# Converting 2 semi-detached houses into 1



## peelabee

Hi,  
Does anyone know if there would be planning issues with converting two semis into one single house?  We are thinking about buying neighbours house and wonder if anyone has done this or knows if it would have more cons than pros?  Also, would it be a humungous job? We would want it to be fully incorporated (as in - not obviously two mirror image houses with dividing wall removed!) 

Many thanks
Peelabee


----------



## onq

More than likely it will probably require planning permission.
That simple sentence could lead to a process that might become a lot of trouble or else be plain sailing.

AFAICR, only houses that were originally in one ownership and then sub-divided can be put back into one ownership can be considered exempted development.
That doesn't seem to apply in your case.

As long as it doesn't contravene some obscure provision in a development plan the issue of joining per se should be a formality since there is no nett additional development occurring - it just needs permission.
Bedspaces, parking spaces, open space are all as catered for in the development plan.

However, the real issue with planning may well be the look of the house as you attempt to generate a convincing and useful entrance.
Not much of a problem if the entrances are together on the party wall, it becomes a different kettle of fish of they are on opposite sides of the semi-detached pair.

While the entrance is easier if the existing ones are side by side, the potential to create really big rooms is better if the entrances are at either end.
The trouble with making "two into one" big rooms is that they can make the ceiling look too low it if it a normal ceiling height to begin with. 

There are pros and cons depending on the location of the front door, but that's for discussions with your architect on foot of a developed brief.

Then you need a meeting with the planning officer for the area to see if it will fly.
You may need a survey done and a full set of planning drawings before the planner will hold a Section 247 meeting with you.
Long before you get there you could just ring him/her up and ask fro comment on your proposal.

FWIW

ONQ.

[broken link removed]

All advice on AAM is remote from the situation and cannot be relied upon    as a defence or support - in and of itself - should legal action be    taken.
Competent legal and building professionals should be asked to advise in    Real Life with rights to inspect and issue reports on the matters at    hand.


----------



## peelabee

Thanks for that ONQ.  Front doors, stairs and kitchens are side by side.  Usually the driveways would be too but we are in a corner house so our driveway is centred in our garden but all other houses in the estate have their driveways side by side.  One other question if i may - would an architect entertain us at this stage re drawing up a plan for what is only at this stage a possibility?

Tasks to perform:
1/ In the forum thread on combining two semi-detached houses, reproduce the text starting with "AFAICR, only houses" and going on through "in your case.".
2/ According to the forum thread on combining two semi-detached houses, why should joining the two houses be a planning formality as long as no development-plan provision is breached?

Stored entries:
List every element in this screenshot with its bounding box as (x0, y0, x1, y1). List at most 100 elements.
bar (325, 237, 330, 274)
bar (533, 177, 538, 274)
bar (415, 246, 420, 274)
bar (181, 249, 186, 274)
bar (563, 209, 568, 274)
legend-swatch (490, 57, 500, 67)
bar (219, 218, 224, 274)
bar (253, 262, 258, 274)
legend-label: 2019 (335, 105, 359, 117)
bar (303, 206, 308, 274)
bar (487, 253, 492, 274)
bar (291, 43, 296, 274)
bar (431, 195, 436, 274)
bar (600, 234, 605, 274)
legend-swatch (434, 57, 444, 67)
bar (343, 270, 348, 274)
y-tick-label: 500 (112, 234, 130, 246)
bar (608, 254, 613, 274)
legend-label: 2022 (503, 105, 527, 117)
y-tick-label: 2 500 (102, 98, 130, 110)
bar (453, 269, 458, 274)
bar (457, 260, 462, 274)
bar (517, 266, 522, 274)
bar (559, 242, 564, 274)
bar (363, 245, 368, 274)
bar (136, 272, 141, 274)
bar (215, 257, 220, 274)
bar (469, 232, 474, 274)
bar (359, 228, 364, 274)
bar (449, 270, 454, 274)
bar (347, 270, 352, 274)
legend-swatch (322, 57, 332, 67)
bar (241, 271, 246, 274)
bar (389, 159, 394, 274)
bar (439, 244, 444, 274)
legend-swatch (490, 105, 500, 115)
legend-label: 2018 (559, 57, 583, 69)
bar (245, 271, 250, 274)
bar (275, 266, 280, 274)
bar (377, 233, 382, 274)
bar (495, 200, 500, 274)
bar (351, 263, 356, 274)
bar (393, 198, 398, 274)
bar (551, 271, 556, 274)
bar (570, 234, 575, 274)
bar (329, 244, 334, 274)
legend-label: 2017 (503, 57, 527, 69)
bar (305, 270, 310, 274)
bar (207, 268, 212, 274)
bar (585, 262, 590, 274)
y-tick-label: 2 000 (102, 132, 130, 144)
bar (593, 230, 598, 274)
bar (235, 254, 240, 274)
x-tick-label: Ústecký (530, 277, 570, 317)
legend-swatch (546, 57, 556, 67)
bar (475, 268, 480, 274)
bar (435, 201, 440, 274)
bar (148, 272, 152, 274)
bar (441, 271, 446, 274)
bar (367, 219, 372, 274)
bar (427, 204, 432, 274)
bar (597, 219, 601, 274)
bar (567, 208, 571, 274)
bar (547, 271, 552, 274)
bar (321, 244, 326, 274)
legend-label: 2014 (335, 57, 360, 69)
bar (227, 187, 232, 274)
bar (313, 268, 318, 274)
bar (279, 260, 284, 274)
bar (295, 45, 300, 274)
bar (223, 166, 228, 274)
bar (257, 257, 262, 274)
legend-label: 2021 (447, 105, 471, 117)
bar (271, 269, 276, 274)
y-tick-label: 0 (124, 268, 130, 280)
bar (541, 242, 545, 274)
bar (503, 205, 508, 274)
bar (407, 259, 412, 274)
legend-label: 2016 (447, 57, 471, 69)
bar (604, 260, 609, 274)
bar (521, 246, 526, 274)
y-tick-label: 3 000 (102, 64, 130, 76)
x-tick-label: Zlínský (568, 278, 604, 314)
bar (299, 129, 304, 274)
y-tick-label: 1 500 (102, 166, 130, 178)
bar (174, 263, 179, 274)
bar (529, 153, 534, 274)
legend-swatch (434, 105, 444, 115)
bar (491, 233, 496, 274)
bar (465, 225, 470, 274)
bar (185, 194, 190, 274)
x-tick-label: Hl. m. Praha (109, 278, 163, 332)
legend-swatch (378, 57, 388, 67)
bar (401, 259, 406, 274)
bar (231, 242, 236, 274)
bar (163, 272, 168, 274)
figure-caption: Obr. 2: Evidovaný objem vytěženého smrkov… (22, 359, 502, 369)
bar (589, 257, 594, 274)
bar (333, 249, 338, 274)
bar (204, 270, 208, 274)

The replies:
1/
AFAICR, only houses that were originally in one ownership and then sub-divided can be put back into one ownership can be considered exempted development.
That doesn't seem to apply in your case.

2/ No net additional development takes place, so the joining only needs permission. Bedspaces, parking spaces and open space are already catered for in the development plan.